## Direction
Without the pictures, write out all the lines below exactly as they appear.

## Record set
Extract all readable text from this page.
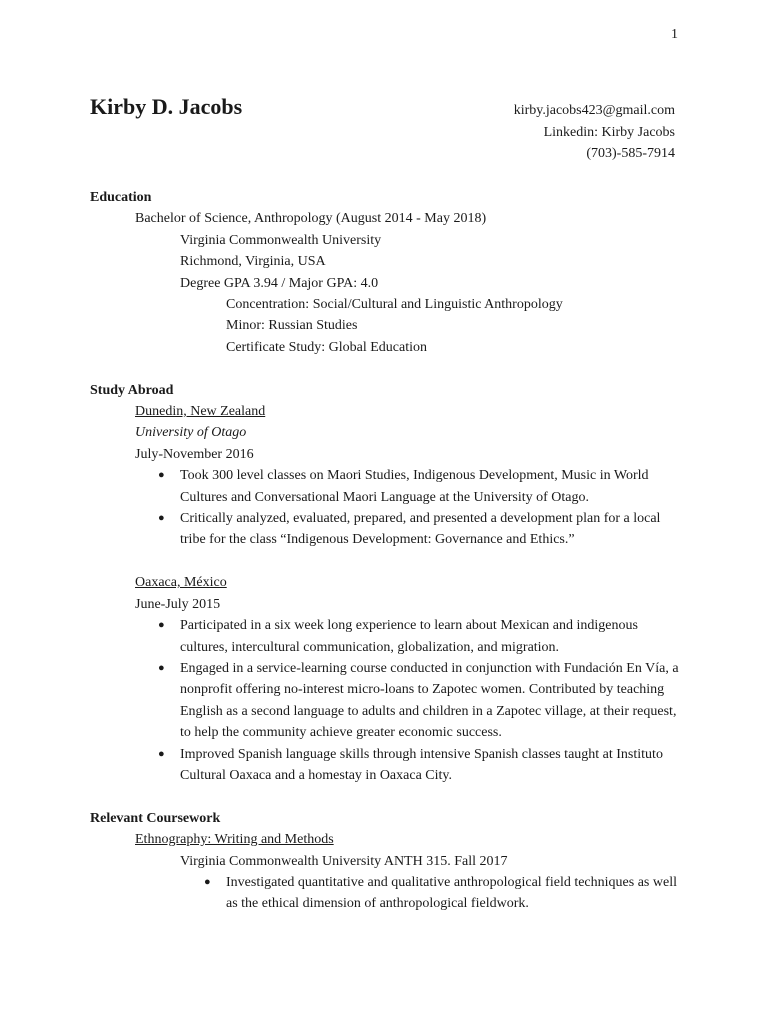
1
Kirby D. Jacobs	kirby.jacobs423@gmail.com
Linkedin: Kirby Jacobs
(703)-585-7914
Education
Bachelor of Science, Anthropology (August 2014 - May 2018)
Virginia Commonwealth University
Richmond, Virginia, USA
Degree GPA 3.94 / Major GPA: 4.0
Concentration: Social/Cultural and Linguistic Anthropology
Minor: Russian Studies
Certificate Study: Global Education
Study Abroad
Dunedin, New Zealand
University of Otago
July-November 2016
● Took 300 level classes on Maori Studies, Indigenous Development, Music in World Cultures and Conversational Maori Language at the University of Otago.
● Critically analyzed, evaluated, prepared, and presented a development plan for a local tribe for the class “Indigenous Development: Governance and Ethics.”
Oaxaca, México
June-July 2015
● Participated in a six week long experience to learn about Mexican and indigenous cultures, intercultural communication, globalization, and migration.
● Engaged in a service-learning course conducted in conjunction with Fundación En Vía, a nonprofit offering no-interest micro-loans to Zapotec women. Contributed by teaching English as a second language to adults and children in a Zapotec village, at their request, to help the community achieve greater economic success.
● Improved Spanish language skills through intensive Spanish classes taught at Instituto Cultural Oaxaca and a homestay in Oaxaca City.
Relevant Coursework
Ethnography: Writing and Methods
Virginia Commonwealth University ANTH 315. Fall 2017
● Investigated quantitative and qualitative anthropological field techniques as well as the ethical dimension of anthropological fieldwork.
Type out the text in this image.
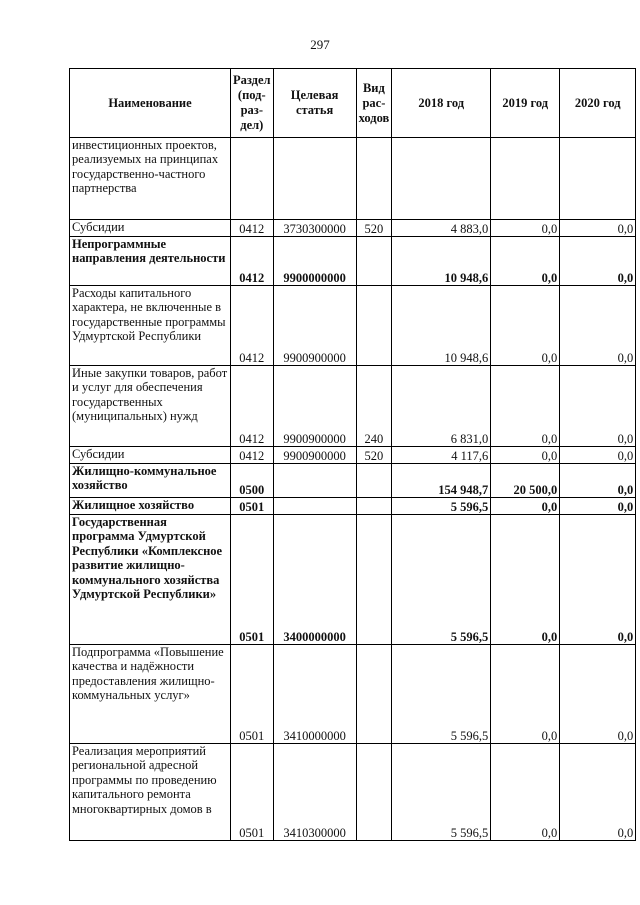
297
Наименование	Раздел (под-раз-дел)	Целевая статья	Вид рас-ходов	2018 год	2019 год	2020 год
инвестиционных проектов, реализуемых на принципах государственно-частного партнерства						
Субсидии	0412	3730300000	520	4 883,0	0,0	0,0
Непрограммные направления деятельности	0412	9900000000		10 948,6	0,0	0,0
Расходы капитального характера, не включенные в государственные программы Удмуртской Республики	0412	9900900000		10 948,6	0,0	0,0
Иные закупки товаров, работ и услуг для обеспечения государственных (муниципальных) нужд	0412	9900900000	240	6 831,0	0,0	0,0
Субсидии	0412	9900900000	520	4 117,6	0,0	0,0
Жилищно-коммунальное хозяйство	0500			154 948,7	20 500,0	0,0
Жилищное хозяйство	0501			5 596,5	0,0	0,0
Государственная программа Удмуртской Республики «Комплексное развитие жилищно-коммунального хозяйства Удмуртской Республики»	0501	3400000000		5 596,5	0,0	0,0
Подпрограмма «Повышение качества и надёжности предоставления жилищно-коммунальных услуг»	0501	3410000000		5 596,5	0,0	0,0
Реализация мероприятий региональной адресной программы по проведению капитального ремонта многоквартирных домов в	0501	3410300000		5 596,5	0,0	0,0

## Reply
Extract all readable text from this page.
1
Kirby D. Jacobs	kirby.jacobs423@gmail.com
Linkedin: Kirby Jacobs
(703)-585-7914
Education
Bachelor of Science, Anthropology (August 2014 - May 2018)
Virginia Commonwealth University
Richmond, Virginia, USA
Degree GPA 3.94 / Major GPA: 4.0
Concentration: Social/Cultural and Linguistic Anthropology
Minor: Russian Studies
Certificate Study: Global Education
Study Abroad
Dunedin, New Zealand
University of Otago
July-November 2016
● Took 300 level classes on Maori Studies, Indigenous Development, Music in World Cultures and Conversational Maori Language at the University of Otago.
● Critically analyzed, evaluated, prepared, and presented a development plan for a local tribe for the class “Indigenous Development: Governance and Ethics.”
Oaxaca, México
June-July 2015
● Participated in a six week long experience to learn about Mexican and indigenous cultures, intercultural communication, globalization, and migration.
● Engaged in a service-learning course conducted in conjunction with Fundación En Vía, a nonprofit offering no-interest micro-loans to Zapotec women. Contributed by teaching English as a second language to adults and children in a Zapotec village, at their request, to help the community achieve greater economic success.
● Improved Spanish language skills through intensive Spanish classes taught at Instituto Cultural Oaxaca and a homestay in Oaxaca City.
Relevant Coursework
Ethnography: Writing and Methods
Virginia Commonwealth University ANTH 315. Fall 2017
● Investigated quantitative and qualitative anthropological field techniques as well as the ethical dimension of anthropological fieldwork.
Type out the text in this image.
297
Наименование	Раздел (под-раз-дел)	Целевая статья	Вид рас-ходов	2018 год	2019 год	2020 год
инвестиционных проектов, реализуемых на принципах государственно-частного партнерства						
Субсидии	0412	3730300000	520	4 883,0	0,0	0,0
Непрограммные направления деятельности	0412	9900000000		10 948,6	0,0	0,0
Расходы капитального характера, не включенные в государственные программы Удмуртской Республики	0412	9900900000		10 948,6	0,0	0,0
Иные закупки товаров, работ и услуг для обеспечения государственных (муниципальных) нужд	0412	9900900000	240	6 831,0	0,0	0,0
Субсидии	0412	9900900000	520	4 117,6	0,0	0,0
Жилищно-коммунальное хозяйство	0500			154 948,7	20 500,0	0,0
Жилищное хозяйство	0501			5 596,5	0,0	0,0
Государственная программа Удмуртской Республики «Комплексное развитие жилищно-коммунального хозяйства Удмуртской Республики»	0501	3400000000		5 596,5	0,0	0,0
Подпрограмма «Повышение качества и надёжности предоставления жилищно-коммунальных услуг»	0501	3410000000		5 596,5	0,0	0,0
Реализация мероприятий региональной адресной программы по проведению капитального ремонта многоквартирных домов в	0501	3410300000		5 596,5	0,0	0,0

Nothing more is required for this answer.